[Spatial layout data]
__________

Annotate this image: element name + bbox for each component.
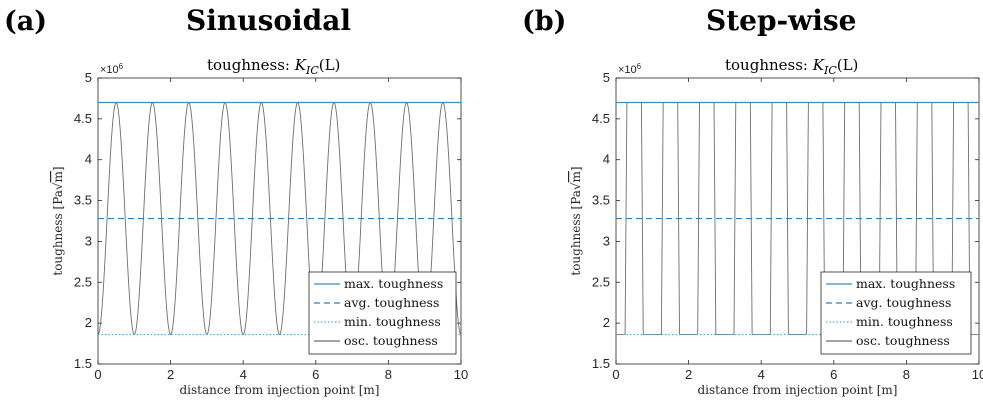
x-tick-label: 6 (830, 367, 837, 382)
y-axis-label: toughness [Pa√m] (51, 166, 65, 275)
x-tick-label: 6 (312, 367, 319, 382)
legend: max. toughness avg. toughness min. toughne… (820, 271, 972, 355)
x-tick-label: 4 (240, 367, 247, 382)
y-tick-label: 1.5 (592, 356, 610, 371)
y-tick-label: 1.5 (74, 356, 92, 371)
x-tick-label: 8 (903, 367, 910, 382)
x-axis-label: distance from injection point [m] (697, 383, 897, 397)
legend-box (308, 271, 457, 355)
legend-entry: osc. toughness (344, 333, 438, 348)
panel-letter: (a) (4, 6, 47, 37)
legend-entry: avg. toughness (856, 295, 951, 310)
y-tick-label: 3 (85, 233, 92, 248)
panel-heading: Step-wise (706, 4, 857, 37)
plot-title: toughness: KIC(L) (207, 56, 340, 77)
panel-a: (a) Sinusoidal toughness: KIC(L) 1.5 2 2.5 3 3.… (4, 4, 468, 397)
x-tick-label: 10 (972, 367, 983, 382)
legend-entry: max. toughness (856, 276, 955, 291)
legend-box (820, 271, 972, 355)
y-tick-label: 3.5 (74, 193, 92, 208)
y-tick-label: 2.5 (74, 274, 92, 289)
y-tick-label: 3 (603, 233, 610, 248)
y-tick-label: 5 (85, 70, 92, 85)
axes-box (97, 77, 462, 365)
y-axis-label: toughness [Pa√m] (569, 166, 583, 275)
y-tick-label: 5 (603, 70, 610, 85)
legend-entry: min. toughness (856, 314, 953, 329)
plot-title: toughness: KIC(L) (725, 56, 858, 77)
panel-letter: (b) (522, 6, 566, 37)
x-tick-label: 2 (167, 367, 174, 382)
panel-b: (b) Step-wise toughness: KIC(L) 1.5 2 2.5 3 3.5… (522, 4, 983, 397)
y-tick-label: 4 (603, 152, 610, 167)
series-osc-toughness (98, 101, 461, 336)
x-tick-label: 10 (454, 367, 468, 382)
y-exponent: ×106 (100, 62, 124, 76)
x-tick-label: 2 (685, 367, 692, 382)
legend-entry: min. toughness (344, 314, 441, 329)
y-tick-label: 4.5 (74, 111, 92, 126)
y-tick-label: 4.5 (592, 111, 610, 126)
x-axis-label: distance from injection point [m] (179, 383, 379, 397)
axes-box (615, 77, 980, 365)
x-tick-label: 0 (612, 367, 619, 382)
y-exponent: ×106 (618, 62, 642, 76)
legend-entry: max. toughness (344, 276, 443, 291)
panel-heading: Sinusoidal (186, 4, 351, 37)
legend: max. toughness avg. toughness min. toughne… (308, 271, 457, 355)
y-tick-label: 4 (85, 152, 92, 167)
legend-entry: avg. toughness (344, 295, 439, 310)
y-tick-label: 2 (85, 315, 92, 330)
y-tick-label: 2 (603, 315, 610, 330)
x-tick-label: 0 (94, 367, 101, 382)
x-tick-label: 8 (385, 367, 392, 382)
x-tick-label: 4 (758, 367, 765, 382)
y-tick-label: 2.5 (592, 274, 610, 289)
legend-entry: osc. toughness (856, 333, 950, 348)
y-tick-label: 3.5 (592, 193, 610, 208)
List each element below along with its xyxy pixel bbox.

__________

• **TASK DETAILS**
Render the lines above as a Markdown table with the columns "No." and "Line", giving each line a row number and omitting any blank lines. Leave the pictures out of your answer.

• **EXERCISE OUTPUT**
| No. | Line |
|---|---|
| 1 | Annotate this image: element name + bbox for each component. |
| 2 | x-tick-label: 6 (830, 367, 837, 382) |
| 3 | y-axis-label: toughness [Pa√m] (51, 166, 65, 275) |
| 4 | x-tick-label: 6 (312, 367, 319, 382) |
| 5 | legend: max. toughness avg. toughness min. toughne… (820, 271, 972, 355) |
| 6 | x-tick-label: 4 (240, 367, 247, 382) |
| 7 | y-tick-label: 1.5 (592, 356, 610, 371) |
| 8 | y-tick-label: 1.5 (74, 356, 92, 371) |
| 9 | x-tick-label: 8 (903, 367, 910, 382) |
| 10 | x-axis-label: distance from injection point [m] (697, 383, 897, 397) |
| 11 | legend-box (308, 271, 457, 355) |
| 12 | legend-entry: osc. toughness (344, 333, 438, 348) |
| 13 | panel-letter: (a) (4, 6, 47, 37) |
| 14 | legend-entry: avg. toughness (856, 295, 951, 310) |
| 15 | y-tick-label: 3 (85, 233, 92, 248) |
| 16 | panel-heading: Step-wise (706, 4, 857, 37) |
| 17 | plot-title: toughness: KIC(L) (207, 56, 340, 77) |
| 18 | panel-a: (a) Sinusoidal toughness: KIC(L) 1.5 2 2.5 3 3.… (4, 4, 468, 397) |
| 19 | x-tick-label: 10 (972, 367, 983, 382) |
| 20 | legend-entry: max. toughness (856, 276, 955, 291) |
| 21 | legend-box (820, 271, 972, 355) |
| 22 | y-tick-label: 3.5 (74, 193, 92, 208) |
| 23 | y-tick-label: 2.5 (74, 274, 92, 289) |
| 24 | y-tick-label: 3 (603, 233, 610, 248) |
| 25 | y-tick-label: 5 (85, 70, 92, 85) |
| 26 | axes-box (97, 77, 462, 365) |
| 27 | y-axis-label: toughness [Pa√m] (569, 166, 583, 275) |
| 28 | y-tick-label: 5 (603, 70, 610, 85) |
| 29 | legend-entry: min. toughness (856, 314, 953, 329) |
| 30 | plot-title: toughness: KIC(L) (725, 56, 858, 77) |
| 31 | panel-letter: (b) (522, 6, 566, 37) |
| 32 | x-tick-label: 2 (167, 367, 174, 382) |
| 33 | panel-b: (b) Step-wise toughness: KIC(L) 1.5 2 2.5 3 3.5… (522, 4, 983, 397) |
| 34 | y-tick-label: 4 (603, 152, 610, 167) |
| 35 | series-osc-toughness (98, 101, 461, 336) |
| 36 | x-tick-label: 10 (454, 367, 468, 382) |
| 37 | y-exponent: ×106 (100, 62, 124, 76) |
| 38 | x-tick-label: 2 (685, 367, 692, 382) |
| 39 | legend-entry: min. toughness (344, 314, 441, 329) |
| 40 | y-tick-label: 4.5 (74, 111, 92, 126) |
| 41 | y-tick-label: 4.5 (592, 111, 610, 126) |
| 42 | x-axis-label: distance from injection point [m] (179, 383, 379, 397) |
| 43 | axes-box (615, 77, 980, 365) |
| 44 | x-tick-label: 0 (612, 367, 619, 382) |
| 45 | y-exponent: ×106 (618, 62, 642, 76) |
| 46 | legend-entry: max. toughness (344, 276, 443, 291) |
| 47 | panel-heading: Sinusoidal (186, 4, 351, 37) |
| 48 | legend: max. toughness avg. toughness min. toughne… (308, 271, 457, 355) |
| 49 | y-tick-label: 4 (85, 152, 92, 167) |
| 50 | legend-entry: avg. toughness (344, 295, 439, 310) |
| 51 | y-tick-label: 2 (85, 315, 92, 330) |
| 52 | y-tick-label: 2 (603, 315, 610, 330) |
| 53 | x-tick-label: 0 (94, 367, 101, 382) |
| 54 | x-tick-label: 8 (385, 367, 392, 382) |
| 55 | x-tick-label: 4 (758, 367, 765, 382) |
| 56 | y-tick-label: 2.5 (592, 274, 610, 289) |
| 57 | legend-entry: osc. toughness (856, 333, 950, 348) |
| 58 | y-tick-label: 3.5 (592, 193, 610, 208) |
| 59 | List each element below along with its xyxy pixel bbox. |